[start of Supplied material]
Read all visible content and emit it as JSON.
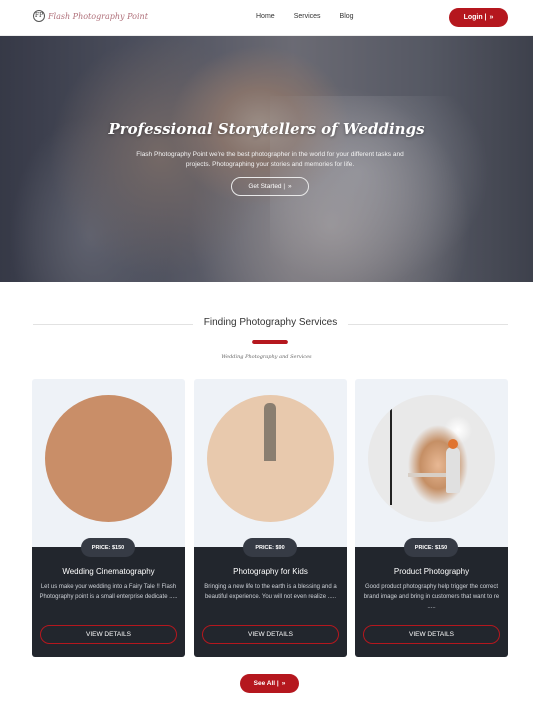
{
  "header": {
    "logo_mark": "FP",
    "logo_text": "Flash Photography Point",
    "nav": [
      "Home",
      "Services",
      "Blog"
    ],
    "login_label": "Login |",
    "login_icon": "double-chevron-right-icon"
  },
  "hero": {
    "title": "Professional Storytellers of Weddings",
    "description": "Flash Photography Point we're the best photographer in the world for your different tasks and projects. Photographing your stories and memories for life.",
    "button_label": "Get Started |"
  },
  "services": {
    "title": "Finding Photography Services",
    "subtitle": "Wedding Photography and Services",
    "cards": [
      {
        "price": "PRICE: $150",
        "title": "Wedding Cinematography",
        "description": "Let us make your wedding into a Fairy Tale !! Flash Photography point is a small enterprise dedicate .....",
        "button": "VIEW DETAILS"
      },
      {
        "price": "PRICE: $90",
        "title": "Photography for Kids",
        "description": "Bringing a new life to the earth is a blessing and a beautiful experience. You will not even realize .....",
        "button": "VIEW DETAILS"
      },
      {
        "price": "PRICE: $150",
        "title": "Product Photography",
        "description": "Good product photography help trigger the correct brand image and bring in customers that want to re .....",
        "button": "VIEW DETAILS"
      }
    ],
    "see_all_label": "See All |"
  },
  "colors": {
    "accent": "#b5171e",
    "card_dark": "#22262d",
    "card_light": "#eef2f7"
  }
}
[end of Supplied material]
To be done: Determine how many lines in the data above contain the string "your". Give nothing except the number.

Solution: 2